To do
Go through the records and give each one again exactly.

Supplied information
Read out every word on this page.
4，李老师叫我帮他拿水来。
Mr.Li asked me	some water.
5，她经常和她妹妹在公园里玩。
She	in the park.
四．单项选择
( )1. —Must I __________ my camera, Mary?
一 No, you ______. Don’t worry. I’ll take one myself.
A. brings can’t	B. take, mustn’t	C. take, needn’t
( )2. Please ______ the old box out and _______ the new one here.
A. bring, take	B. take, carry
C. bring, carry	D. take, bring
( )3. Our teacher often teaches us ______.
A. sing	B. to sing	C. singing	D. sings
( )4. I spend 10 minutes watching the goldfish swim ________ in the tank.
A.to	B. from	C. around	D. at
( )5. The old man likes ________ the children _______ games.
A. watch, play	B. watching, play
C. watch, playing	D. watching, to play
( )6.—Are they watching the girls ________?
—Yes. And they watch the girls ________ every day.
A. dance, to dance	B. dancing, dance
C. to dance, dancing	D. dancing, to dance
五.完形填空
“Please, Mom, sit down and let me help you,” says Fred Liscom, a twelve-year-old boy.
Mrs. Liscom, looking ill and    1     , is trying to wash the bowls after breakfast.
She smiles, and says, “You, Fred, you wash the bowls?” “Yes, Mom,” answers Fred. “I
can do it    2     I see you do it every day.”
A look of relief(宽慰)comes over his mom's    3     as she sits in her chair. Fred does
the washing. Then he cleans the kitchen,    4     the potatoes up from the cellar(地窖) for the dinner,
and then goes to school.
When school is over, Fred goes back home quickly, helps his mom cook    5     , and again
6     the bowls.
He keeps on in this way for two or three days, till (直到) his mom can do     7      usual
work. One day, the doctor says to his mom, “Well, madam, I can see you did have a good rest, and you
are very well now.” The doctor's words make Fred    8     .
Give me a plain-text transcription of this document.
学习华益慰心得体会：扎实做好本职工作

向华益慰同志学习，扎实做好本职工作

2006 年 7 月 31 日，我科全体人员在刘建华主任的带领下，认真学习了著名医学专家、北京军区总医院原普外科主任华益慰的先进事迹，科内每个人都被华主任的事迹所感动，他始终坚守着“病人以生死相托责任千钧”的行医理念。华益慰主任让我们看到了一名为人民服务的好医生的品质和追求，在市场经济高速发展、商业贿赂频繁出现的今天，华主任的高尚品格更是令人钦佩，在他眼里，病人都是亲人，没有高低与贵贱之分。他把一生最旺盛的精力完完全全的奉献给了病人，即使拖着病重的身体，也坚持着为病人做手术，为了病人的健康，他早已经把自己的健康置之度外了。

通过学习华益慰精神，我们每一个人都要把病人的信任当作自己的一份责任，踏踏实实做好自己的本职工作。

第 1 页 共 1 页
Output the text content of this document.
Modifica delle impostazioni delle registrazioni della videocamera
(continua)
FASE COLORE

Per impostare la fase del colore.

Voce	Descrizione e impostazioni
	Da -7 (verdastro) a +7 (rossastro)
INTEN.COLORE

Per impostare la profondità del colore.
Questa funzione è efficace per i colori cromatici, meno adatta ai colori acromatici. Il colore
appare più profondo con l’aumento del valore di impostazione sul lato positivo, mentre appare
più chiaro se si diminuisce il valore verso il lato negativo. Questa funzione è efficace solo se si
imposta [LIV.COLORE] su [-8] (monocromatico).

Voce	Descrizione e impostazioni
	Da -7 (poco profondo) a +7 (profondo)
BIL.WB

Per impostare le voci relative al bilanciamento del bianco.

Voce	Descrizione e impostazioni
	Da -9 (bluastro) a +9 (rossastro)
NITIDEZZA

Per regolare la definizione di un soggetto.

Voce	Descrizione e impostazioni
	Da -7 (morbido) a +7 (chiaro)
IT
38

Answer to the exercise
Read out every word on this page.
4，李老师叫我帮他拿水来。
Mr.Li asked me	some water.
5，她经常和她妹妹在公园里玩。
She	in the park.
四．单项选择
( )1. —Must I __________ my camera, Mary?
一 No, you ______. Don’t worry. I’ll take one myself.
A. brings can’t	B. take, mustn’t	C. take, needn’t
( )2. Please ______ the old box out and _______ the new one here.
A. bring, take	B. take, carry
C. bring, carry	D. take, bring
( )3. Our teacher often teaches us ______.
A. sing	B. to sing	C. singing	D. sings
( )4. I spend 10 minutes watching the goldfish swim ________ in the tank.
A.to	B. from	C. around	D. at
( )5. The old man likes ________ the children _______ games.
A. watch, play	B. watching, play
C. watch, playing	D. watching, to play
( )6.—Are they watching the girls ________?
—Yes. And they watch the girls ________ every day.
A. dance, to dance	B. dancing, dance
C. to dance, dancing	D. dancing, to dance
五.完形填空
“Please, Mom, sit down and let me help you,” says Fred Liscom, a twelve-year-old boy.
Mrs. Liscom, looking ill and    1     , is trying to wash the bowls after breakfast.
She smiles, and says, “You, Fred, you wash the bowls?” “Yes, Mom,” answers Fred. “I
can do it    2     I see you do it every day.”
A look of relief(宽慰)comes over his mom's    3     as she sits in her chair. Fred does
the washing. Then he cleans the kitchen,    4     the potatoes up from the cellar(地窖) for the dinner,
and then goes to school.
When school is over, Fred goes back home quickly, helps his mom cook    5     , and again
6     the bowls.
He keeps on in this way for two or three days, till (直到) his mom can do     7      usual
work. One day, the doctor says to his mom, “Well, madam, I can see you did have a good rest, and you
are very well now.” The doctor's words make Fred    8     .
Give me a plain-text transcription of this document.
学习华益慰心得体会：扎实做好本职工作

向华益慰同志学习，扎实做好本职工作

2006 年 7 月 31 日，我科全体人员在刘建华主任的带领下，认真学习了著名医学专家、北京军区总医院原普外科主任华益慰的先进事迹，科内每个人都被华主任的事迹所感动，他始终坚守着“病人以生死相托责任千钧”的行医理念。华益慰主任让我们看到了一名为人民服务的好医生的品质和追求，在市场经济高速发展、商业贿赂频繁出现的今天，华主任的高尚品格更是令人钦佩，在他眼里，病人都是亲人，没有高低与贵贱之分。他把一生最旺盛的精力完完全全的奉献给了病人，即使拖着病重的身体，也坚持着为病人做手术，为了病人的健康，他早已经把自己的健康置之度外了。

通过学习华益慰精神，我们每一个人都要把病人的信任当作自己的一份责任，踏踏实实做好自己的本职工作。

第 1 页 共 1 页
Output the text content of this document.
Modifica delle impostazioni delle registrazioni della videocamera
(continua)
FASE COLORE

Per impostare la fase del colore.

Voce	Descrizione e impostazioni
	Da -7 (verdastro) a +7 (rossastro)
INTEN.COLORE

Per impostare la profondità del colore.
Questa funzione è efficace per i colori cromatici, meno adatta ai colori acromatici. Il colore
appare più profondo con l’aumento del valore di impostazione sul lato positivo, mentre appare
più chiaro se si diminuisce il valore verso il lato negativo. Questa funzione è efficace solo se si
imposta [LIV.COLORE] su [-8] (monocromatico).

Voce	Descrizione e impostazioni
	Da -7 (poco profondo) a +7 (profondo)
BIL.WB

Per impostare le voci relative al bilanciamento del bianco.

Voce	Descrizione e impostazioni
	Da -9 (bluastro) a +9 (rossastro)
NITIDEZZA

Per regolare la definizione di un soggetto.

Voce	Descrizione e impostazioni
	Da -7 (morbido) a +7 (chiaro)
IT
38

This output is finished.